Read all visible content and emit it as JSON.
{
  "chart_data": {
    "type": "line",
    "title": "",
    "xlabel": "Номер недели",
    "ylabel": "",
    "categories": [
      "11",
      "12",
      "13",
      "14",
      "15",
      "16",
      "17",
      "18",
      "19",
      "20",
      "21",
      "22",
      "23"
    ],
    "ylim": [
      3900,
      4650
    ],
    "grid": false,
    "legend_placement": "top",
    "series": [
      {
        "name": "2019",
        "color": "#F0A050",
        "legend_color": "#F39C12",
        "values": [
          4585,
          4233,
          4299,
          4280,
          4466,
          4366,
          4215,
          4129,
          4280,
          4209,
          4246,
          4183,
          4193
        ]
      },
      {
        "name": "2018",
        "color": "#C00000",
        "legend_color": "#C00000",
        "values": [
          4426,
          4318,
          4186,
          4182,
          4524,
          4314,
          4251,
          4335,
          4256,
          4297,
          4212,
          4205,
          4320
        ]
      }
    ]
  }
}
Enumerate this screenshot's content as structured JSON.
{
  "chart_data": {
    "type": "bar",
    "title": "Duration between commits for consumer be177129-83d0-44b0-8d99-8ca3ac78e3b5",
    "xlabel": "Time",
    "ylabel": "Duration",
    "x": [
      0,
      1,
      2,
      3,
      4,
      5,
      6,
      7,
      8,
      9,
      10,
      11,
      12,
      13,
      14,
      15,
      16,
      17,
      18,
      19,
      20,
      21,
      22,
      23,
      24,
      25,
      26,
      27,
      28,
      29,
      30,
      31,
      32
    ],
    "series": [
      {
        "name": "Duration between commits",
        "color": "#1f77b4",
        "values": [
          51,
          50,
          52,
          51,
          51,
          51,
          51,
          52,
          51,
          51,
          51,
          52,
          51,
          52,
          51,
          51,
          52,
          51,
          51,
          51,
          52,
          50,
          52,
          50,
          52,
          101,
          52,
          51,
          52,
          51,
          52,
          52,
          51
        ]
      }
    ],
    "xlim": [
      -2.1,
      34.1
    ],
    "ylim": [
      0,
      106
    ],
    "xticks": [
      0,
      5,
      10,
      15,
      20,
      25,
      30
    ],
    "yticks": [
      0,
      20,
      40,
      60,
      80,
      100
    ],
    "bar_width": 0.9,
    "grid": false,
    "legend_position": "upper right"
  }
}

--------------------------------------------------

■ **GOAL**
Scan the listing above. Gather each line that contains the word "title".

■ **EXERCISE OUTPUT**
    "title": "",
    "title": "Duration between commits for consumer be177129-83d0-44b0-8d99-8ca3ac78e3b5",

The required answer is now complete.